• [Task to complete]
Transcribe all of the records precisely as they are presented.
━━━ Data shown
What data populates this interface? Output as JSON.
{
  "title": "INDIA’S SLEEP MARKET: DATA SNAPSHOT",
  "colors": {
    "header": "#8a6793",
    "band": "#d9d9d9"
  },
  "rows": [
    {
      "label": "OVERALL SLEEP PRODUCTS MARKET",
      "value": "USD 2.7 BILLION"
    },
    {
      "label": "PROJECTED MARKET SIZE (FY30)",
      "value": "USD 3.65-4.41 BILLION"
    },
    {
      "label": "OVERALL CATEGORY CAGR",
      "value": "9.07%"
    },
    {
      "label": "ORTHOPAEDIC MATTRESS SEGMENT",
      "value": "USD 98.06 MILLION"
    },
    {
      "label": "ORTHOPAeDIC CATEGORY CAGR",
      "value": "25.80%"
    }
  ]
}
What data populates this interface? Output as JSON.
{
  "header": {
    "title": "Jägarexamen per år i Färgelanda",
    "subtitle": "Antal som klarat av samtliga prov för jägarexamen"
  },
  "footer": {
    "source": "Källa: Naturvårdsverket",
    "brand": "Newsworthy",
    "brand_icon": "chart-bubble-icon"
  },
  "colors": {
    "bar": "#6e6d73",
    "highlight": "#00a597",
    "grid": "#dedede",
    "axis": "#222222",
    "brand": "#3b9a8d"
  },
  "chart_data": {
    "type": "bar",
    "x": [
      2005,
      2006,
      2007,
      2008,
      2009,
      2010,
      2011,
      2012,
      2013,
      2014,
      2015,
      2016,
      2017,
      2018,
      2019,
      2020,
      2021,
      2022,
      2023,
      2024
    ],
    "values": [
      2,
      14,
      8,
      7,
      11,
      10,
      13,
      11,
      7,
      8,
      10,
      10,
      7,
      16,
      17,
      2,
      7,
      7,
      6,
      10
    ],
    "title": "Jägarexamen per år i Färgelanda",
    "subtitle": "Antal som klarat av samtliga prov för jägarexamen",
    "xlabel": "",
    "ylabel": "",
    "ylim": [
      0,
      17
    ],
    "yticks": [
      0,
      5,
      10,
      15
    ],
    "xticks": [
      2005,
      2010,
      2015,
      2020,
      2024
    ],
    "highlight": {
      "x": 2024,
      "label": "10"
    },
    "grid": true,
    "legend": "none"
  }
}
━━━━━━
• [Answer to the exercise]
What data populates this interface? Output as JSON.
{
  "title": "INDIA’S SLEEP MARKET: DATA SNAPSHOT",
  "colors": {
    "header": "#8a6793",
    "band": "#d9d9d9"
  },
  "rows": [
    {
      "label": "OVERALL SLEEP PRODUCTS MARKET",
      "value": "USD 2.7 BILLION"
    },
    {
      "label": "PROJECTED MARKET SIZE (FY30)",
      "value": "USD 3.65-4.41 BILLION"
    },
    {
      "label": "OVERALL CATEGORY CAGR",
      "value": "9.07%"
    },
    {
      "label": "ORTHOPAEDIC MATTRESS SEGMENT",
      "value": "USD 98.06 MILLION"
    },
    {
      "label": "ORTHOPAeDIC CATEGORY CAGR",
      "value": "25.80%"
    }
  ]
}
What data populates this interface? Output as JSON.
{
  "header": {
    "title": "Jägarexamen per år i Färgelanda",
    "subtitle": "Antal som klarat av samtliga prov för jägarexamen"
  },
  "footer": {
    "source": "Källa: Naturvårdsverket",
    "brand": "Newsworthy",
    "brand_icon": "chart-bubble-icon"
  },
  "colors": {
    "bar": "#6e6d73",
    "highlight": "#00a597",
    "grid": "#dedede",
    "axis": "#222222",
    "brand": "#3b9a8d"
  },
  "chart_data": {
    "type": "bar",
    "x": [
      2005,
      2006,
      2007,
      2008,
      2009,
      2010,
      2011,
      2012,
      2013,
      2014,
      2015,
      2016,
      2017,
      2018,
      2019,
      2020,
      2021,
      2022,
      2023,
      2024
    ],
    "values": [
      2,
      14,
      8,
      7,
      11,
      10,
      13,
      11,
      7,
      8,
      10,
      10,
      7,
      16,
      17,
      2,
      7,
      7,
      6,
      10
    ],
    "title": "Jägarexamen per år i Färgelanda",
    "subtitle": "Antal som klarat av samtliga prov för jägarexamen",
    "xlabel": "",
    "ylabel": "",
    "ylim": [
      0,
      17
    ],
    "yticks": [
      0,
      5,
      10,
      15
    ],
    "xticks": [
      2005,
      2010,
      2015,
      2020,
      2024
    ],
    "highlight": {
      "x": 2024,
      "label": "10"
    },
    "grid": true,
    "legend": "none"
  }
}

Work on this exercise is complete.